Instructions to follow: Repeat each line exactly as it is written.
━━━━━ Data for processing ━━━━━
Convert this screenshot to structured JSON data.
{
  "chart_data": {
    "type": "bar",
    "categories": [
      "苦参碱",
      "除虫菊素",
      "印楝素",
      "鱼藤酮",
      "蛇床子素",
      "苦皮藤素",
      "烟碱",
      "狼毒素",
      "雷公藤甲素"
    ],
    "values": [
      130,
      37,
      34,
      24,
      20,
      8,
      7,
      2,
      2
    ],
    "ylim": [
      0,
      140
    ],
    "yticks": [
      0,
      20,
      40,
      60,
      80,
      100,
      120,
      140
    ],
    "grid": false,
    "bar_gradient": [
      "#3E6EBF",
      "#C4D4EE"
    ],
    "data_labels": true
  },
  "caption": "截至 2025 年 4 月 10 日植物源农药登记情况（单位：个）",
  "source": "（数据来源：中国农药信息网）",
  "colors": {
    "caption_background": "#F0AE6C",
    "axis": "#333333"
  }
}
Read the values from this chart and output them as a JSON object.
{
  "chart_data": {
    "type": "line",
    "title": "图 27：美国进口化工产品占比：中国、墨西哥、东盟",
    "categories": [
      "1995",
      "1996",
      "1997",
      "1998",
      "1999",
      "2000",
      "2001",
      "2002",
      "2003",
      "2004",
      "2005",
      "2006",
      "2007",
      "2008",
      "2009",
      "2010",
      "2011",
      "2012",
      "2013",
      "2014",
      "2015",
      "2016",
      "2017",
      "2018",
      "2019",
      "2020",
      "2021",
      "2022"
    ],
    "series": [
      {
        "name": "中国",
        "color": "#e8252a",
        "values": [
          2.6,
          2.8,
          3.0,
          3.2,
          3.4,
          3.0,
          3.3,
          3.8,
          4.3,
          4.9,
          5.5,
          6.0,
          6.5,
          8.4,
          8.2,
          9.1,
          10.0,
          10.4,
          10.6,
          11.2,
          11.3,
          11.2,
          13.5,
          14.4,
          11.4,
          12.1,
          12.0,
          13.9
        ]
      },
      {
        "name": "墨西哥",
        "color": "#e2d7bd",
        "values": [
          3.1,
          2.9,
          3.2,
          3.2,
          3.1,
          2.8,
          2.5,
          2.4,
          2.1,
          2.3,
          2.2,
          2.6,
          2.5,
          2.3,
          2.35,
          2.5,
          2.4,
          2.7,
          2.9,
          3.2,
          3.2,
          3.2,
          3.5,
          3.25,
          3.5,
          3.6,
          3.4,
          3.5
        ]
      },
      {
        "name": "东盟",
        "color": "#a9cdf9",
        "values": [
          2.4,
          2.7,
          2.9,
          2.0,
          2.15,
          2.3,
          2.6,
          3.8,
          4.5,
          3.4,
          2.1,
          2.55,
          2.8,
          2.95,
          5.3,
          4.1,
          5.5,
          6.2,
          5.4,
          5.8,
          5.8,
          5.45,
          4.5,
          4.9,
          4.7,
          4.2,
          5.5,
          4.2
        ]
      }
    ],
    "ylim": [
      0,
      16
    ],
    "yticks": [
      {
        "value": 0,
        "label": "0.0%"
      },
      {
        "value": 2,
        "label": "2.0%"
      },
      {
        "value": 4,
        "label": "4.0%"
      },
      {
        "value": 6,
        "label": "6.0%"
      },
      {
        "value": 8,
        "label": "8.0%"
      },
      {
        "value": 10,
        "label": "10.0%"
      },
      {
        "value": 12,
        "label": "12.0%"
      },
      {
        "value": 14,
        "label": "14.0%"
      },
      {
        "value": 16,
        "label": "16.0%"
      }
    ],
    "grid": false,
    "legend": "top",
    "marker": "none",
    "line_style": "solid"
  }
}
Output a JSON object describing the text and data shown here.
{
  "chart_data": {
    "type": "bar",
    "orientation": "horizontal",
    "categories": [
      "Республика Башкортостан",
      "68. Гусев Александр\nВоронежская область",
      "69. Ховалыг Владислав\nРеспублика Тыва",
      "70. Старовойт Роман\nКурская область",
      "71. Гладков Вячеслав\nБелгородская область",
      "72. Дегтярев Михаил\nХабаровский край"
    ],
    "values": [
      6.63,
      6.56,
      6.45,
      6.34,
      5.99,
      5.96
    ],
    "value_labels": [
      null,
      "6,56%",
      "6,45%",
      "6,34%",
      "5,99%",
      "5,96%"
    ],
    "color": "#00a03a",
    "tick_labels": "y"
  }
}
━━━━━
Written answer:
Convert this screenshot to structured JSON data.
{
  "chart_data": {
    "type": "bar",
    "categories": [
      "苦参碱",
      "除虫菊素",
      "印楝素",
      "鱼藤酮",
      "蛇床子素",
      "苦皮藤素",
      "烟碱",
      "狼毒素",
      "雷公藤甲素"
    ],
    "values": [
      130,
      37,
      34,
      24,
      20,
      8,
      7,
      2,
      2
    ],
    "ylim": [
      0,
      140
    ],
    "yticks": [
      0,
      20,
      40,
      60,
      80,
      100,
      120,
      140
    ],
    "grid": false,
    "bar_gradient": [
      "#3E6EBF",
      "#C4D4EE"
    ],
    "data_labels": true
  },
  "caption": "截至 2025 年 4 月 10 日植物源农药登记情况（单位：个）",
  "source": "（数据来源：中国农药信息网）",
  "colors": {
    "caption_background": "#F0AE6C",
    "axis": "#333333"
  }
}
Read the values from this chart and output them as a JSON object.
{
  "chart_data": {
    "type": "line",
    "title": "图 27：美国进口化工产品占比：中国、墨西哥、东盟",
    "categories": [
      "1995",
      "1996",
      "1997",
      "1998",
      "1999",
      "2000",
      "2001",
      "2002",
      "2003",
      "2004",
      "2005",
      "2006",
      "2007",
      "2008",
      "2009",
      "2010",
      "2011",
      "2012",
      "2013",
      "2014",
      "2015",
      "2016",
      "2017",
      "2018",
      "2019",
      "2020",
      "2021",
      "2022"
    ],
    "series": [
      {
        "name": "中国",
        "color": "#e8252a",
        "values": [
          2.6,
          2.8,
          3.0,
          3.2,
          3.4,
          3.0,
          3.3,
          3.8,
          4.3,
          4.9,
          5.5,
          6.0,
          6.5,
          8.4,
          8.2,
          9.1,
          10.0,
          10.4,
          10.6,
          11.2,
          11.3,
          11.2,
          13.5,
          14.4,
          11.4,
          12.1,
          12.0,
          13.9
        ]
      },
      {
        "name": "墨西哥",
        "color": "#e2d7bd",
        "values": [
          3.1,
          2.9,
          3.2,
          3.2,
          3.1,
          2.8,
          2.5,
          2.4,
          2.1,
          2.3,
          2.2,
          2.6,
          2.5,
          2.3,
          2.35,
          2.5,
          2.4,
          2.7,
          2.9,
          3.2,
          3.2,
          3.2,
          3.5,
          3.25,
          3.5,
          3.6,
          3.4,
          3.5
        ]
      },
      {
        "name": "东盟",
        "color": "#a9cdf9",
        "values": [
          2.4,
          2.7,
          2.9,
          2.0,
          2.15,
          2.3,
          2.6,
          3.8,
          4.5,
          3.4,
          2.1,
          2.55,
          2.8,
          2.95,
          5.3,
          4.1,
          5.5,
          6.2,
          5.4,
          5.8,
          5.8,
          5.45,
          4.5,
          4.9,
          4.7,
          4.2,
          5.5,
          4.2
        ]
      }
    ],
    "ylim": [
      0,
      16
    ],
    "yticks": [
      {
        "value": 0,
        "label": "0.0%"
      },
      {
        "value": 2,
        "label": "2.0%"
      },
      {
        "value": 4,
        "label": "4.0%"
      },
      {
        "value": 6,
        "label": "6.0%"
      },
      {
        "value": 8,
        "label": "8.0%"
      },
      {
        "value": 10,
        "label": "10.0%"
      },
      {
        "value": 12,
        "label": "12.0%"
      },
      {
        "value": 14,
        "label": "14.0%"
      },
      {
        "value": 16,
        "label": "16.0%"
      }
    ],
    "grid": false,
    "legend": "top",
    "marker": "none",
    "line_style": "solid"
  }
}
Output a JSON object describing the text and data shown here.
{
  "chart_data": {
    "type": "bar",
    "orientation": "horizontal",
    "categories": [
      "Республика Башкортостан",
      "68. Гусев Александр\nВоронежская область",
      "69. Ховалыг Владислав\nРеспублика Тыва",
      "70. Старовойт Роман\nКурская область",
      "71. Гладков Вячеслав\nБелгородская область",
      "72. Дегтярев Михаил\nХабаровский край"
    ],
    "values": [
      6.63,
      6.56,
      6.45,
      6.34,
      5.99,
      5.96
    ],
    "value_labels": [
      null,
      "6,56%",
      "6,45%",
      "6,34%",
      "5,99%",
      "5,96%"
    ],
    "color": "#00a03a",
    "tick_labels": "y"
  }
}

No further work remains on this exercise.